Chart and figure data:
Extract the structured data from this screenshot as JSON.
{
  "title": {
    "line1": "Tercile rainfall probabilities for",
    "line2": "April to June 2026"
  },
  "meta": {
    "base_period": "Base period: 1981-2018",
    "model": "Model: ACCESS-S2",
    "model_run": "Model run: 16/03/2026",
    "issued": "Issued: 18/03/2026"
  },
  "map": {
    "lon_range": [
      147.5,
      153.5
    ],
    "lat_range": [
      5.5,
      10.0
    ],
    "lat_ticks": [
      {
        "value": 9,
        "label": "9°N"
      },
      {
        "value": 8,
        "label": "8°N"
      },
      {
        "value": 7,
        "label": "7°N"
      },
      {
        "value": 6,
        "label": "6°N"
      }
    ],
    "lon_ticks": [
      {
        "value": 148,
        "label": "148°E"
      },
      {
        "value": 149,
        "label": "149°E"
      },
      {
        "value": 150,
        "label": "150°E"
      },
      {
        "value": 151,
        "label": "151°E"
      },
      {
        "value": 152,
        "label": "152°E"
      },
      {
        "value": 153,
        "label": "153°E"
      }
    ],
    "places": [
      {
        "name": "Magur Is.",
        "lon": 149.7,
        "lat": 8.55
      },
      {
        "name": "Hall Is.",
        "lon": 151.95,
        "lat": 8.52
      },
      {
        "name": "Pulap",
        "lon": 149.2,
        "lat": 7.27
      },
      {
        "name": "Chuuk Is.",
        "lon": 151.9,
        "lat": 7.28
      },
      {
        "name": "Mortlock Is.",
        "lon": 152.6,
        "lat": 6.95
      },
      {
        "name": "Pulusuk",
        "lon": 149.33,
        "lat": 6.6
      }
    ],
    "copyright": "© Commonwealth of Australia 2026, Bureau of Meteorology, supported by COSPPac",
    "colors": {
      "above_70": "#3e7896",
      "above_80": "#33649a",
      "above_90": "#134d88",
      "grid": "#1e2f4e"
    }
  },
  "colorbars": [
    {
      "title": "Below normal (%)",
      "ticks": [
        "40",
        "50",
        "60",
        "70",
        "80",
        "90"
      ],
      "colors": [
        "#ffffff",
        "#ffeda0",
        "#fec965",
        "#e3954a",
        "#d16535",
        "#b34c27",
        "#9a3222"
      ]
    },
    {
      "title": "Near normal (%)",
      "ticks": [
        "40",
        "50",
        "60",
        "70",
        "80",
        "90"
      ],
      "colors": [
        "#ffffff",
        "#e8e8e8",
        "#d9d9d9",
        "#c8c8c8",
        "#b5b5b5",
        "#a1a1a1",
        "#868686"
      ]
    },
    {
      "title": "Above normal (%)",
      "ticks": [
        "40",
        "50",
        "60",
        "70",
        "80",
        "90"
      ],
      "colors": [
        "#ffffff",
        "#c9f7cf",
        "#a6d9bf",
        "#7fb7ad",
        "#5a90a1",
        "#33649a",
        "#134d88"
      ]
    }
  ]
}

→ TASK BRIEF:
Extract the full listing and reproduce each line exactly.

→ ANSWER TO THIS PROBLEM:
Extract the structured data from this screenshot as JSON.
{
  "title": {
    "line1": "Tercile rainfall probabilities for",
    "line2": "April to June 2026"
  },
  "meta": {
    "base_period": "Base period: 1981-2018",
    "model": "Model: ACCESS-S2",
    "model_run": "Model run: 16/03/2026",
    "issued": "Issued: 18/03/2026"
  },
  "map": {
    "lon_range": [
      147.5,
      153.5
    ],
    "lat_range": [
      5.5,
      10.0
    ],
    "lat_ticks": [
      {
        "value": 9,
        "label": "9°N"
      },
      {
        "value": 8,
        "label": "8°N"
      },
      {
        "value": 7,
        "label": "7°N"
      },
      {
        "value": 6,
        "label": "6°N"
      }
    ],
    "lon_ticks": [
      {
        "value": 148,
        "label": "148°E"
      },
      {
        "value": 149,
        "label": "149°E"
      },
      {
        "value": 150,
        "label": "150°E"
      },
      {
        "value": 151,
        "label": "151°E"
      },
      {
        "value": 152,
        "label": "152°E"
      },
      {
        "value": 153,
        "label": "153°E"
      }
    ],
    "places": [
      {
        "name": "Magur Is.",
        "lon": 149.7,
        "lat": 8.55
      },
      {
        "name": "Hall Is.",
        "lon": 151.95,
        "lat": 8.52
      },
      {
        "name": "Pulap",
        "lon": 149.2,
        "lat": 7.27
      },
      {
        "name": "Chuuk Is.",
        "lon": 151.9,
        "lat": 7.28
      },
      {
        "name": "Mortlock Is.",
        "lon": 152.6,
        "lat": 6.95
      },
      {
        "name": "Pulusuk",
        "lon": 149.33,
        "lat": 6.6
      }
    ],
    "copyright": "© Commonwealth of Australia 2026, Bureau of Meteorology, supported by COSPPac",
    "colors": {
      "above_70": "#3e7896",
      "above_80": "#33649a",
      "above_90": "#134d88",
      "grid": "#1e2f4e"
    }
  },
  "colorbars": [
    {
      "title": "Below normal (%)",
      "ticks": [
        "40",
        "50",
        "60",
        "70",
        "80",
        "90"
      ],
      "colors": [
        "#ffffff",
        "#ffeda0",
        "#fec965",
        "#e3954a",
        "#d16535",
        "#b34c27",
        "#9a3222"
      ]
    },
    {
      "title": "Near normal (%)",
      "ticks": [
        "40",
        "50",
        "60",
        "70",
        "80",
        "90"
      ],
      "colors": [
        "#ffffff",
        "#e8e8e8",
        "#d9d9d9",
        "#c8c8c8",
        "#b5b5b5",
        "#a1a1a1",
        "#868686"
      ]
    },
    {
      "title": "Above normal (%)",
      "ticks": [
        "40",
        "50",
        "60",
        "70",
        "80",
        "90"
      ],
      "colors": [
        "#ffffff",
        "#c9f7cf",
        "#a6d9bf",
        "#7fb7ad",
        "#5a90a1",
        "#33649a",
        "#134d88"
      ]
    }
  ]
}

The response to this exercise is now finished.